▶ [DATA ENTRIES]:

** start **

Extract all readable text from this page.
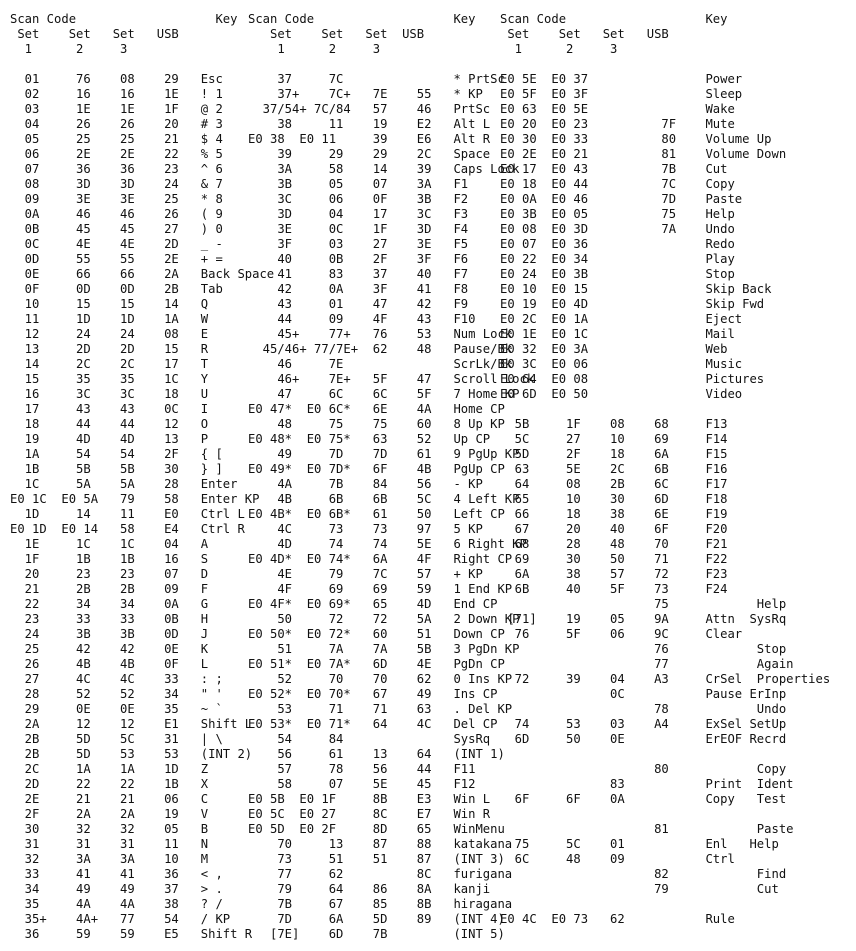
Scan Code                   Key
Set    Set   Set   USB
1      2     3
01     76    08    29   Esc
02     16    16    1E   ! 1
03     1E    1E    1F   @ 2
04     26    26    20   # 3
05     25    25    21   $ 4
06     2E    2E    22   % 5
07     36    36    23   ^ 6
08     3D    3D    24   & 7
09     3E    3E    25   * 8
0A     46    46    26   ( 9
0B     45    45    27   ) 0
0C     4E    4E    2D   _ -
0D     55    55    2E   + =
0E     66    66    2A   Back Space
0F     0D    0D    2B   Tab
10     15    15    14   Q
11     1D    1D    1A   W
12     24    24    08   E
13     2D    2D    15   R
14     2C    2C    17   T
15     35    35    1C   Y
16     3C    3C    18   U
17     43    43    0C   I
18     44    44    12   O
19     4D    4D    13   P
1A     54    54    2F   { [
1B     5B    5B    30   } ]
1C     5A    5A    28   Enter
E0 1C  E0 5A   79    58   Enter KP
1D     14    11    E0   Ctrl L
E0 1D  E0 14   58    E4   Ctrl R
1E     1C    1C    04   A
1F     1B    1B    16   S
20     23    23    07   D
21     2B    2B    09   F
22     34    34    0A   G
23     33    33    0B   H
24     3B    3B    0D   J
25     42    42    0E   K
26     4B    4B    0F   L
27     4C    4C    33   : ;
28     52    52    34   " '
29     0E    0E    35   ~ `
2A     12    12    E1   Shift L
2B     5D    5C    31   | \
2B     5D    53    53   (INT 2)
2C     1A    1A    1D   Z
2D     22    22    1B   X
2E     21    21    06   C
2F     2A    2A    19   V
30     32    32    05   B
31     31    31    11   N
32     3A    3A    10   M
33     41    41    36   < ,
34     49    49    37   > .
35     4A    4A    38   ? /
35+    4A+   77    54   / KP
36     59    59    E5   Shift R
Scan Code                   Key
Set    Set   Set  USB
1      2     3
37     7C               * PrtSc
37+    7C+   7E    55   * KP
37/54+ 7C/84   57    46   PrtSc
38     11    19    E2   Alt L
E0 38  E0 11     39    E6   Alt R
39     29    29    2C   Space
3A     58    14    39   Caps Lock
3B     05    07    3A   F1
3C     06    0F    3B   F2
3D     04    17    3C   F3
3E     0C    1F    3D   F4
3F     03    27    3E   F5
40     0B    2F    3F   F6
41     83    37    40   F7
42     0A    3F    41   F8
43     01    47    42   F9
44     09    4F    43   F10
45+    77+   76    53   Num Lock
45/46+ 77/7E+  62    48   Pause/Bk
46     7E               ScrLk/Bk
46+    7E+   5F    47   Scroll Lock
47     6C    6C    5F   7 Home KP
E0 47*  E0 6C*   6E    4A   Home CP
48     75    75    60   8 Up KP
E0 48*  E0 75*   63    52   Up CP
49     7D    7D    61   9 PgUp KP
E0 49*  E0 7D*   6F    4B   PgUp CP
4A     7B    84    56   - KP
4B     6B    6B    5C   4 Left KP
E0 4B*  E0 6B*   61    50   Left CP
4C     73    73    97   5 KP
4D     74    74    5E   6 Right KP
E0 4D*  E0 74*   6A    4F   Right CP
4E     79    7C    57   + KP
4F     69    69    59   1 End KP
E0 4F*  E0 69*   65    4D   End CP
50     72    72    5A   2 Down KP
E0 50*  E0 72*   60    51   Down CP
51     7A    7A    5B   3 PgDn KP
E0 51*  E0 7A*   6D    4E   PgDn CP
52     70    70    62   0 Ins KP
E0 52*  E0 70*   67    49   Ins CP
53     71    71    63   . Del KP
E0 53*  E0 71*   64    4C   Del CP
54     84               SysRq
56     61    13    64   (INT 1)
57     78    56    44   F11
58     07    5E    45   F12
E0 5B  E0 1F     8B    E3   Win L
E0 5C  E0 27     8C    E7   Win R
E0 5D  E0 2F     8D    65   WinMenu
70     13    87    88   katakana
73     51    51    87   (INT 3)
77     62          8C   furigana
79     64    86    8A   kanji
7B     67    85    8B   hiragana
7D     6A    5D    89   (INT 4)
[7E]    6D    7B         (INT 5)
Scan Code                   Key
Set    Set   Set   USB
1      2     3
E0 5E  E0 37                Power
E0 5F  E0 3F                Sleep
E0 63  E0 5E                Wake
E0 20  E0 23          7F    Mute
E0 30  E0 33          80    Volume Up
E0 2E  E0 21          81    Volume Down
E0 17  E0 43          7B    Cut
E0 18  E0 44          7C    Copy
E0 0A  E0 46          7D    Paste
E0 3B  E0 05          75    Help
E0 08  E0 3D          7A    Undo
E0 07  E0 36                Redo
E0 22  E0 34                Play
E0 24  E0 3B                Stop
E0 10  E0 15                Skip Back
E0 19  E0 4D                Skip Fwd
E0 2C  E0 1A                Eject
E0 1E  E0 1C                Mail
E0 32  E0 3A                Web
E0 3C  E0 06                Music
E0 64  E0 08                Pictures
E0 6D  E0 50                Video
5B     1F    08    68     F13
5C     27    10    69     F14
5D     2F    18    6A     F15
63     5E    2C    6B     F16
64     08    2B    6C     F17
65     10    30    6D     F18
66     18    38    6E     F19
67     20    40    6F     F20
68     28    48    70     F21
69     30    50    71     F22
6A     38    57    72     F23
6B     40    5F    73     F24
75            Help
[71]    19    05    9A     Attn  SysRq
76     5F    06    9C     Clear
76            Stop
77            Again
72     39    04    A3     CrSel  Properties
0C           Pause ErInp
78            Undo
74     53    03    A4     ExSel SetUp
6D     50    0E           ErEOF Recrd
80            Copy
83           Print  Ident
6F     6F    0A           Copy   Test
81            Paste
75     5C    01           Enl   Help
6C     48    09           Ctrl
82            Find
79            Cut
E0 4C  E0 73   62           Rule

** end **
** start **

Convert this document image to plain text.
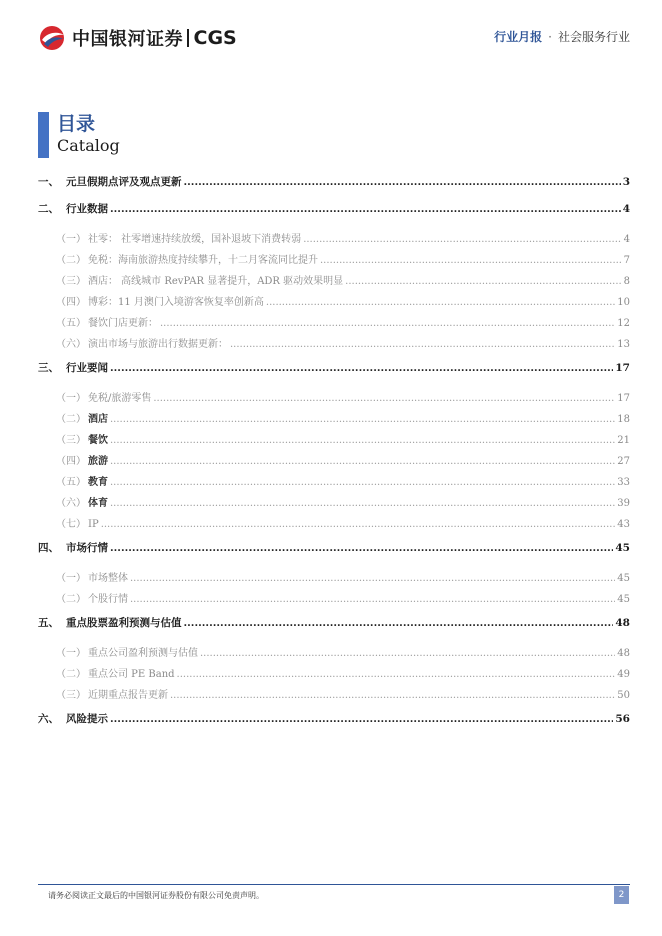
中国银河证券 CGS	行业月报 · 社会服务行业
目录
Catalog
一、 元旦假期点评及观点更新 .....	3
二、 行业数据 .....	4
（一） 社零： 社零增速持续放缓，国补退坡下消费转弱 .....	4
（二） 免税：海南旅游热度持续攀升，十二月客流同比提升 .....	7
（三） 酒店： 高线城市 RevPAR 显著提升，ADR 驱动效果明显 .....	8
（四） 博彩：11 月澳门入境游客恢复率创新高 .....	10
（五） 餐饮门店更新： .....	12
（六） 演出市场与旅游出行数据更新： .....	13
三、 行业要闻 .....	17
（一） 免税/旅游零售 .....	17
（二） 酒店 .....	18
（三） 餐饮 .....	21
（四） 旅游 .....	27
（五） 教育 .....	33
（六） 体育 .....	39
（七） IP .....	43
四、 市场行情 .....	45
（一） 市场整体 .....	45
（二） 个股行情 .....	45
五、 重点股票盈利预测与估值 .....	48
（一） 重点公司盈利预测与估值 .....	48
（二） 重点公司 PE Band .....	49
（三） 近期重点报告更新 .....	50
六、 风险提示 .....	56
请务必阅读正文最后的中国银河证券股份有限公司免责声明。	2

** end **

▶ [WHAT YOU ARE ASKED TO DO]: Provide the number of lines in these entries that hold the word "Pause", without any accompanying text.

▶ [WRITTEN SOLUTION]: 2